> [Task prompt] Select each line where the word "câteva" appears.

> [Data rows]
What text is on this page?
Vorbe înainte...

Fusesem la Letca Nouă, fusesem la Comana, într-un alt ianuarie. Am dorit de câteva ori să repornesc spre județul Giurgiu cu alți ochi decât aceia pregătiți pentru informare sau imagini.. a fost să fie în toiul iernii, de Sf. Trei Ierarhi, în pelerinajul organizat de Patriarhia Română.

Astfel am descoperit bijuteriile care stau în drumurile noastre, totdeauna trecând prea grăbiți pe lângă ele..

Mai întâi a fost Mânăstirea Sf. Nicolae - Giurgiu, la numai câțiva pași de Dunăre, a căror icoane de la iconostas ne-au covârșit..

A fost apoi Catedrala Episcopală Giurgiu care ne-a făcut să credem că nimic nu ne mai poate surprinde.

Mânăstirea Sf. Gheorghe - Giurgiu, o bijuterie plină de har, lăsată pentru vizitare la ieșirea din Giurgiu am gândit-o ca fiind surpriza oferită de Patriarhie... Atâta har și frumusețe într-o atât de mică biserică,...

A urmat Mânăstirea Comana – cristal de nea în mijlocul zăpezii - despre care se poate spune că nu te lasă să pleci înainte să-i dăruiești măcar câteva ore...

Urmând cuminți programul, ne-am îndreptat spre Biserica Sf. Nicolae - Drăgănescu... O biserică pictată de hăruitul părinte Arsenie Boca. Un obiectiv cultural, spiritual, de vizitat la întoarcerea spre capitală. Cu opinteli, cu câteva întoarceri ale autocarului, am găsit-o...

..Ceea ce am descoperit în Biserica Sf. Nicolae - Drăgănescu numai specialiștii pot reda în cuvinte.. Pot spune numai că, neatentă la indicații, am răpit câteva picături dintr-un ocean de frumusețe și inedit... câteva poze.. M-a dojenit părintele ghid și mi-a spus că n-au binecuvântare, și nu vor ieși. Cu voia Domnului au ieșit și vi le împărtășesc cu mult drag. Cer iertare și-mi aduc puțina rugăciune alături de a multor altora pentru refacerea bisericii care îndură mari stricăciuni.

--

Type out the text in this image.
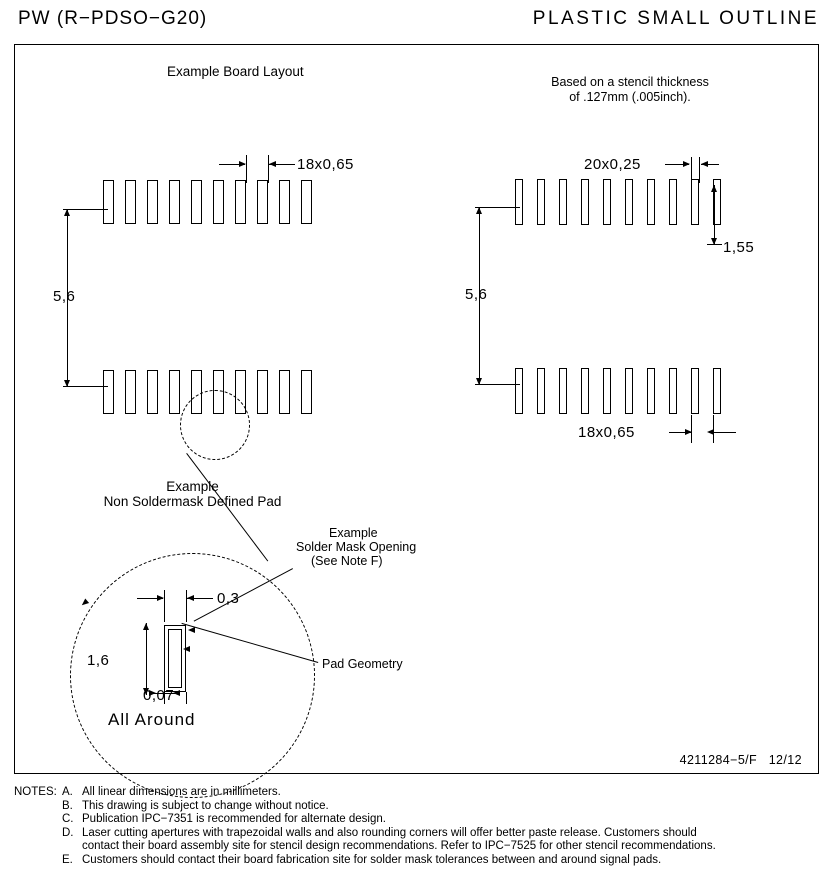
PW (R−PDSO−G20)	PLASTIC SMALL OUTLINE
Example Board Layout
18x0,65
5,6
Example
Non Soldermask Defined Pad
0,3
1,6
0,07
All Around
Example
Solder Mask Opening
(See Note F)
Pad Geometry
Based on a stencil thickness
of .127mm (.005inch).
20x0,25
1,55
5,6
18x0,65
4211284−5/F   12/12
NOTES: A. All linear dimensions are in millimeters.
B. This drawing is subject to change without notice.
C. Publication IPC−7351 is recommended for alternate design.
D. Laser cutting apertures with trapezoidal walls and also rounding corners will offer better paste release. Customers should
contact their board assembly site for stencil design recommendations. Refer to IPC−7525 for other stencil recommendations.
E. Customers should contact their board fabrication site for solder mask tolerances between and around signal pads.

> [Solution to the exercise]
Fusesem la Letca Nouă, fusesem la Comana, într-un alt ianuarie. Am dorit de câteva ori să repornesc spre județul Giurgiu cu alți ochi decât aceia pregătiți pentru informare sau imagini.. a fost să fie în toiul iernii, de Sf. Trei Ierarhi, în pelerinajul organizat de Patriarhia Română.
A urmat Mânăstirea Comana – cristal de nea în mijlocul zăpezii - despre care se poate spune că nu te lasă să pleci înainte să-i dăruiești măcar câteva ore...
Urmând cuminți programul, ne-am îndreptat spre Biserica Sf. Nicolae - Drăgănescu... O biserică pictată de hăruitul părinte Arsenie Boca. Un obiectiv cultural, spiritual, de vizitat la întoarcerea spre capitală. Cu opinteli, cu câteva întoarceri ale autocarului, am găsit-o...
..Ceea ce am descoperit în Biserica Sf. Nicolae - Drăgănescu numai specialiștii pot reda în cuvinte.. Pot spune numai că, neatentă la indicații, am răpit câteva picături dintr-un ocean de frumusețe și inedit... câteva poze.. M-a dojenit părintele ghid și mi-a spus că n-au binecuvântare, și nu vor ieși. Cu voia Domnului au ieșit și vi le împărtășesc cu mult drag. Cer iertare și-mi aduc puțina rugăciune alături de a multor altora pentru refacerea bisericii care îndură mari stricăciuni.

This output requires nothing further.